> **DATA RECORDS**:

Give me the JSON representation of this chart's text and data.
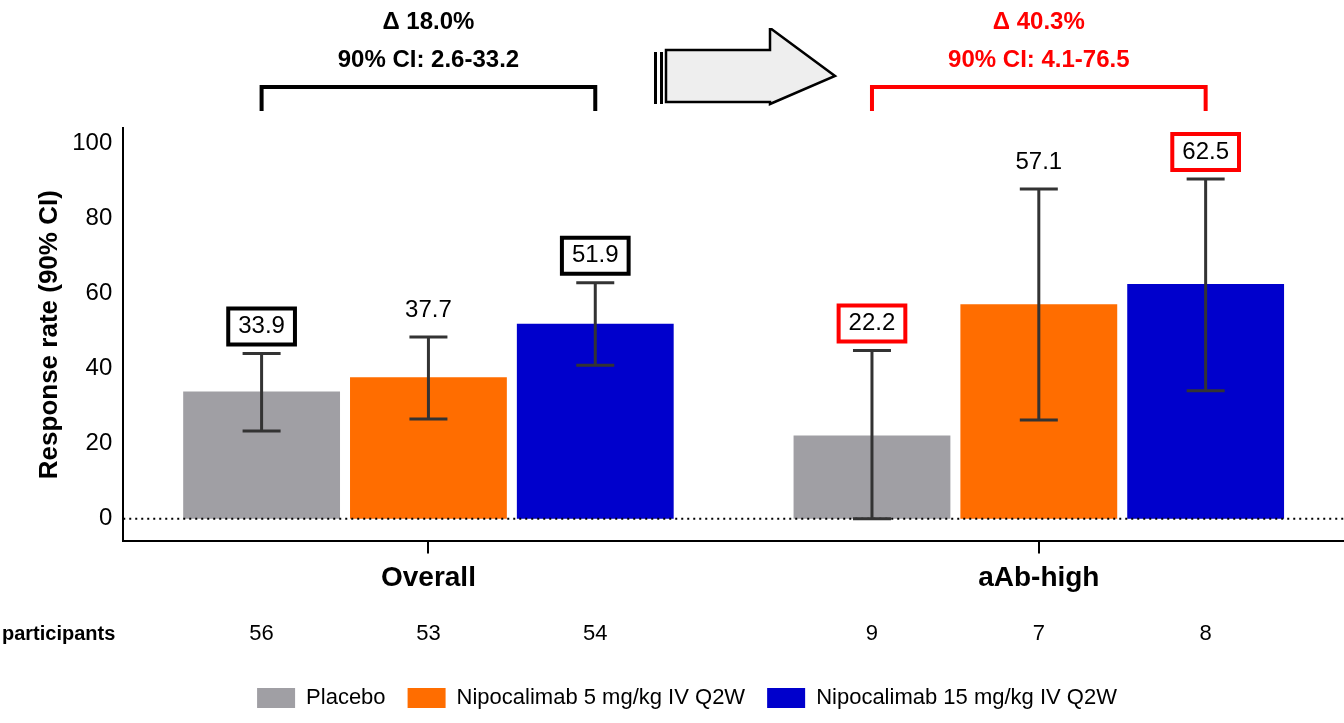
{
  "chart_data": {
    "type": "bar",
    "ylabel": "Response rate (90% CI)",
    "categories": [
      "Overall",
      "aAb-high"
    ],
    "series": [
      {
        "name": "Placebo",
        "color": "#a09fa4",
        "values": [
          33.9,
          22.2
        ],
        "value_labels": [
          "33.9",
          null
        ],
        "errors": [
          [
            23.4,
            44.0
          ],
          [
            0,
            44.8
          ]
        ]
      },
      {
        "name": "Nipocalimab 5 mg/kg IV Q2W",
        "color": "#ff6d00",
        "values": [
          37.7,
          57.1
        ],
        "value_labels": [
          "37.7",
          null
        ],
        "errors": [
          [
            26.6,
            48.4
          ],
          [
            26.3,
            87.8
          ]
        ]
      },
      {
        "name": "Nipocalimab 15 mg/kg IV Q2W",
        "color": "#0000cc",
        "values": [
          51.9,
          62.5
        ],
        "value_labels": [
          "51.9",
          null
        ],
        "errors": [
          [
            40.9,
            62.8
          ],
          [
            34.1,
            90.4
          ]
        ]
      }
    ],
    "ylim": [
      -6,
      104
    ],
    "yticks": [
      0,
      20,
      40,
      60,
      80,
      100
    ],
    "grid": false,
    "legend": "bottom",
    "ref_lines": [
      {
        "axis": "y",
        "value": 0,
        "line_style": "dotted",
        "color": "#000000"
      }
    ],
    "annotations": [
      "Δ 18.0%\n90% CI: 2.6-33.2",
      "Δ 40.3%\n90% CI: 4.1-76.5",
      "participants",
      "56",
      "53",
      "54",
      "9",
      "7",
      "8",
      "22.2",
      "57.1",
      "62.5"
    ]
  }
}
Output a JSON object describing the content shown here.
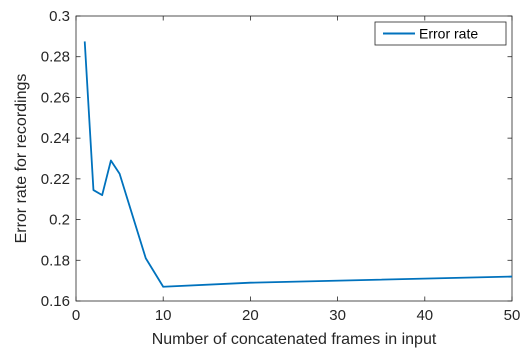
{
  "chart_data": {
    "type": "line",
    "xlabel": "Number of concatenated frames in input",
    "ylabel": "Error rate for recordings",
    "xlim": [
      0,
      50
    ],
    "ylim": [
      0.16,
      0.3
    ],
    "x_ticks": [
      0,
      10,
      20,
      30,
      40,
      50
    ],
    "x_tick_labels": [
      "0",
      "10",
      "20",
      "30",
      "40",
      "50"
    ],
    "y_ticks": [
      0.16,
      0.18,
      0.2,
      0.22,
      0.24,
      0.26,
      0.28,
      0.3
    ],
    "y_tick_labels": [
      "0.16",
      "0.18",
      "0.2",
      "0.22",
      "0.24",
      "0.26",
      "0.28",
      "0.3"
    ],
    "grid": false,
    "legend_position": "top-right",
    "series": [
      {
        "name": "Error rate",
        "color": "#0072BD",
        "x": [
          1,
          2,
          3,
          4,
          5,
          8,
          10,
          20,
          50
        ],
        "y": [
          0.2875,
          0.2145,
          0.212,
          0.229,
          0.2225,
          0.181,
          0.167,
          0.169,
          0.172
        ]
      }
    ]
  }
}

> **REQUIRED TASK**:
Pull out all lines from the entries above that include the word "Nipocalimab".

> **SOLUTION**:
        "name": "Nipocalimab 5 mg/kg IV Q2W",
        "name": "Nipocalimab 15 mg/kg IV Q2W",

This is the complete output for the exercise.